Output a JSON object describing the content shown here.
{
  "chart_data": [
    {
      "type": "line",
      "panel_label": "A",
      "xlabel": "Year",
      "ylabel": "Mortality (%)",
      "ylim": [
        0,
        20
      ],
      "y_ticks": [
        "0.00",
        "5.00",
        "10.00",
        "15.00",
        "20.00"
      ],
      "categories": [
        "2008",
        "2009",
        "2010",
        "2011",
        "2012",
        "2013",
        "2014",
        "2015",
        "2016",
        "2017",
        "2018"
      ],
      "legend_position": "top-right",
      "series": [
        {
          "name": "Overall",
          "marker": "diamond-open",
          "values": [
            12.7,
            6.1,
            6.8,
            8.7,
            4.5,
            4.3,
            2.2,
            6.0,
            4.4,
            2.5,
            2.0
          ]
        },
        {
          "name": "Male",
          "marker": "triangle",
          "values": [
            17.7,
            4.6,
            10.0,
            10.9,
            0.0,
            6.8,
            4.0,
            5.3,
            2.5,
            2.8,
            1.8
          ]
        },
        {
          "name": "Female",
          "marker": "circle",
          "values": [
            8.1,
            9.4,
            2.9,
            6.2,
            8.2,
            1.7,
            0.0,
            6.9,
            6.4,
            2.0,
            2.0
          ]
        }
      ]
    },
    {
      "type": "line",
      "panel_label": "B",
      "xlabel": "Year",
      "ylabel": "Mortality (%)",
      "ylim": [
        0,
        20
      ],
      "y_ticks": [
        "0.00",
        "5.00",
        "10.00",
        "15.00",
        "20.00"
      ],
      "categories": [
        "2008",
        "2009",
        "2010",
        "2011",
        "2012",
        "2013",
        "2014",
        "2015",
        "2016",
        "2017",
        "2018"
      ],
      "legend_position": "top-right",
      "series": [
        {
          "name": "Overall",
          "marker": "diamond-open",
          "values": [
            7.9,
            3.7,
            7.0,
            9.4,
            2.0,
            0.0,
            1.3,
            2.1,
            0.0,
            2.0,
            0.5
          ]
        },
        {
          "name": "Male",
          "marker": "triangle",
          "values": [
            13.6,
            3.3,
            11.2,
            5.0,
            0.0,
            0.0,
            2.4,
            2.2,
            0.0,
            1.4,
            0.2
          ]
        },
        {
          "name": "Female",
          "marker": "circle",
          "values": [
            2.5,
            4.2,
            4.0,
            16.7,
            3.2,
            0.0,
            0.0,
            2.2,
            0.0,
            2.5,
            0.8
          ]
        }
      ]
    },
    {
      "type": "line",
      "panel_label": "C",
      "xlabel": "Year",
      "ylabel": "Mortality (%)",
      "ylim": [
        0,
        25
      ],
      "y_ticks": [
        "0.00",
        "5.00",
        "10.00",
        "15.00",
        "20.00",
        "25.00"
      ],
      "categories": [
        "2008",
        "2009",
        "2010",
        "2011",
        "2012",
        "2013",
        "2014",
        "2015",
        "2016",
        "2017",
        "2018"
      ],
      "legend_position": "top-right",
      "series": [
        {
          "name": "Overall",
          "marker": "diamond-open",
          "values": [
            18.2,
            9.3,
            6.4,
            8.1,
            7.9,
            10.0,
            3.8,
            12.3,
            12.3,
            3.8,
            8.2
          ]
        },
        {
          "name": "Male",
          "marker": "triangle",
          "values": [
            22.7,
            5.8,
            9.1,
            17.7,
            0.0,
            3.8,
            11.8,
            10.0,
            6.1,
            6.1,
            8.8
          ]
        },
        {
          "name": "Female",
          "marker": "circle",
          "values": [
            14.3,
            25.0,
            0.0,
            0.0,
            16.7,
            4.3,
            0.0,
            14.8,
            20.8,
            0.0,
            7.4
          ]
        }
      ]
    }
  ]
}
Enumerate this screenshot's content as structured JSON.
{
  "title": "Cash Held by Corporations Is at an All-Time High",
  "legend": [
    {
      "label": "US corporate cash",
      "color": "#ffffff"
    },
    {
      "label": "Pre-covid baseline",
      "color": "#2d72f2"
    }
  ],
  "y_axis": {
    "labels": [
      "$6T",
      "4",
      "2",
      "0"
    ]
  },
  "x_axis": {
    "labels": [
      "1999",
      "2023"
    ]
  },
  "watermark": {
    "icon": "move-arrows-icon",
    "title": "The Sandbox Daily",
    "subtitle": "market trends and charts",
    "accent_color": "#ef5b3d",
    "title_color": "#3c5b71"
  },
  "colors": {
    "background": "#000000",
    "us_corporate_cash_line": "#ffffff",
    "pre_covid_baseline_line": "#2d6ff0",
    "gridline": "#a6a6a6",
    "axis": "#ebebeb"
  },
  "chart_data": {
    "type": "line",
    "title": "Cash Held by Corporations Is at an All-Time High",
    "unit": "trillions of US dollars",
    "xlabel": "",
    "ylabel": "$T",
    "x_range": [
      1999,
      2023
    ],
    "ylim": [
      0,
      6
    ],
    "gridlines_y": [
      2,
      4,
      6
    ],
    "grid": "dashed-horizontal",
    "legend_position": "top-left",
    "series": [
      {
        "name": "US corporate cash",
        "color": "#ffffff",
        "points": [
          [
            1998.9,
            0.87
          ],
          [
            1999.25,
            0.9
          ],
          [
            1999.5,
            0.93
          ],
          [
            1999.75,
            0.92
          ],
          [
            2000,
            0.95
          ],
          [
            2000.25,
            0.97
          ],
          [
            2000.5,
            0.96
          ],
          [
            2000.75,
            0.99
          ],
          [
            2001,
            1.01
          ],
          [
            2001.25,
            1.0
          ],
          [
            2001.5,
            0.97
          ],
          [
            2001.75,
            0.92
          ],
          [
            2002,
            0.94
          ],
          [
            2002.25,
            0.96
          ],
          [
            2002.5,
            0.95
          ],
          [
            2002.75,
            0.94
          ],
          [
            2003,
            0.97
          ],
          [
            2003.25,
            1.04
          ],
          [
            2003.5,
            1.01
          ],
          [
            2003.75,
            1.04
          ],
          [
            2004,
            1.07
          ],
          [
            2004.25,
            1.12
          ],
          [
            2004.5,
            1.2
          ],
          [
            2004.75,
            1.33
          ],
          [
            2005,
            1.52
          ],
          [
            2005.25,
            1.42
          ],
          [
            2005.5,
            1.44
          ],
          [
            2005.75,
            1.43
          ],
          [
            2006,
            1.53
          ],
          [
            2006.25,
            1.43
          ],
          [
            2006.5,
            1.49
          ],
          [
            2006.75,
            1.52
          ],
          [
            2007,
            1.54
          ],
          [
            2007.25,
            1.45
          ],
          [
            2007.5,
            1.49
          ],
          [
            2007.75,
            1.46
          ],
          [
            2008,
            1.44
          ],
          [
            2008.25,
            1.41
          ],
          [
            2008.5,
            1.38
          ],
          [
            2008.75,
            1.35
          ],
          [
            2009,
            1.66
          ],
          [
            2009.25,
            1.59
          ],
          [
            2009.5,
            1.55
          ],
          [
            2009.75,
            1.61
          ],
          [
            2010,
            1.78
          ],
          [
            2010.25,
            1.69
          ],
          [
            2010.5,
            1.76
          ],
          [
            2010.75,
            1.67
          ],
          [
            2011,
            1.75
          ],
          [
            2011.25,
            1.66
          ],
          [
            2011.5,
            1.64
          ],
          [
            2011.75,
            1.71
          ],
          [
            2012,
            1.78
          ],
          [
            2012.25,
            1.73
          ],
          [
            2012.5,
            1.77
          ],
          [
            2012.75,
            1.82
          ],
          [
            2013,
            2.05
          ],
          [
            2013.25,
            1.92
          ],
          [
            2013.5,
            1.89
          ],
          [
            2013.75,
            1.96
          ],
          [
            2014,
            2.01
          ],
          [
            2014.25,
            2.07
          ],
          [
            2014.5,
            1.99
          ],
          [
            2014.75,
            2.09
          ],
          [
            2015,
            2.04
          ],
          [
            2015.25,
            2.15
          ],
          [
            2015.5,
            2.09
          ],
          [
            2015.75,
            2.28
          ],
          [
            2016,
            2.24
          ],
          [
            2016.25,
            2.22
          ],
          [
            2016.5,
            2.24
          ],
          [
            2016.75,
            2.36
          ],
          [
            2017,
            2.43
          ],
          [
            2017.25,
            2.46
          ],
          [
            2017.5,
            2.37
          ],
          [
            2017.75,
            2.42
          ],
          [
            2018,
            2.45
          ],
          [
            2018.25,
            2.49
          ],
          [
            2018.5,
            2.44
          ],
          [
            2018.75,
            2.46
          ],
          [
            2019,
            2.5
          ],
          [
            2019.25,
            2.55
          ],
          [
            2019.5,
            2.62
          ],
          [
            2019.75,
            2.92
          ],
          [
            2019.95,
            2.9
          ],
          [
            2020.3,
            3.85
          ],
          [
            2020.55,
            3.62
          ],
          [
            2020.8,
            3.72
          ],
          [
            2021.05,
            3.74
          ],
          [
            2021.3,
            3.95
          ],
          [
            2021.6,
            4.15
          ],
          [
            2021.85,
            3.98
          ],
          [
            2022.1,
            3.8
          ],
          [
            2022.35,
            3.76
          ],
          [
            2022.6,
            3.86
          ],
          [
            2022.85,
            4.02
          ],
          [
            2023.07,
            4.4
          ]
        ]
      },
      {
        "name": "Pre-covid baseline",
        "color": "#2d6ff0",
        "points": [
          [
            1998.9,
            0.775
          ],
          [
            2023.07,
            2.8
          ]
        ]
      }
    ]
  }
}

========

> _Problem description_
List the lines that contain the word "High".

> _Answer to the task_
  "title": "Cash Held by Corporations Is at an All-Time High",
    "title": "Cash Held by Corporations Is at an All-Time High",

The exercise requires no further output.